───── SOURCE MATERIAL

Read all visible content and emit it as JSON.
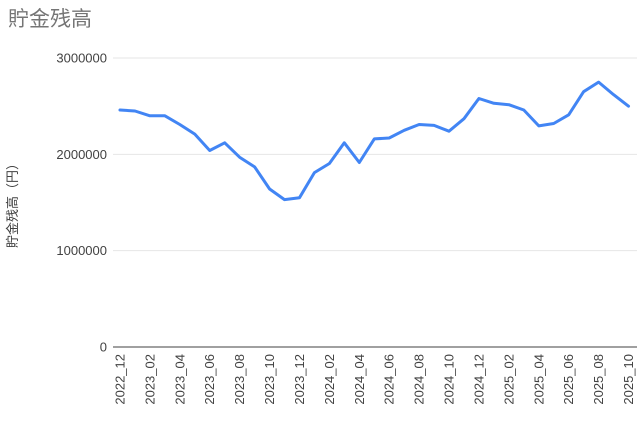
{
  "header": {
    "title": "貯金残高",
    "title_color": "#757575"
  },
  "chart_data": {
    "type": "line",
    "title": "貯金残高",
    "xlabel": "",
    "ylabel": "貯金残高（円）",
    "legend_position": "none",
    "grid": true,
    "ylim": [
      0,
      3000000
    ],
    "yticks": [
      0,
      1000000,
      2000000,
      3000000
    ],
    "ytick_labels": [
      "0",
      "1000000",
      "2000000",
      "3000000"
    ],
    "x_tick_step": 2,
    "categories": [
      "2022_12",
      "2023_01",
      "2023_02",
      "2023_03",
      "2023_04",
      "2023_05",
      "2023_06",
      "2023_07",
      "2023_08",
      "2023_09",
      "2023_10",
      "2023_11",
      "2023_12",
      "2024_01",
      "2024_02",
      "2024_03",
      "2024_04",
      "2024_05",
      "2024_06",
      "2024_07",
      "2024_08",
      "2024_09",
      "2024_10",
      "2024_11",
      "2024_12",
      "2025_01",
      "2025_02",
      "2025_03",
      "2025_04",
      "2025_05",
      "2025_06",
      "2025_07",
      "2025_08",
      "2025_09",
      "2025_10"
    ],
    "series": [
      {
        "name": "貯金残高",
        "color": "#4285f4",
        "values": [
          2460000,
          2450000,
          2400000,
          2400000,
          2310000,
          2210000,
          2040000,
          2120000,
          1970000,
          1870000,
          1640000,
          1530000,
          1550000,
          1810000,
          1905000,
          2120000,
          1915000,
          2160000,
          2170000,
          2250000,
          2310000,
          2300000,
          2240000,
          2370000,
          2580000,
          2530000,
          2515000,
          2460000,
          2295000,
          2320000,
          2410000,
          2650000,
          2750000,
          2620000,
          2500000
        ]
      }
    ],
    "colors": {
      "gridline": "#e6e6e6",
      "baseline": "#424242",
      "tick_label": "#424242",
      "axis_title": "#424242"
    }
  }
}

──────────

→ **REQUIREMENT**
From the material above, gather all lines that include the string "貯金残高" and copy them.

→ **FULL SOLUTION**
    "title": "貯金残高",
    "title": "貯金残高",
    "ylabel": "貯金残高（円）",
        "name": "貯金残高",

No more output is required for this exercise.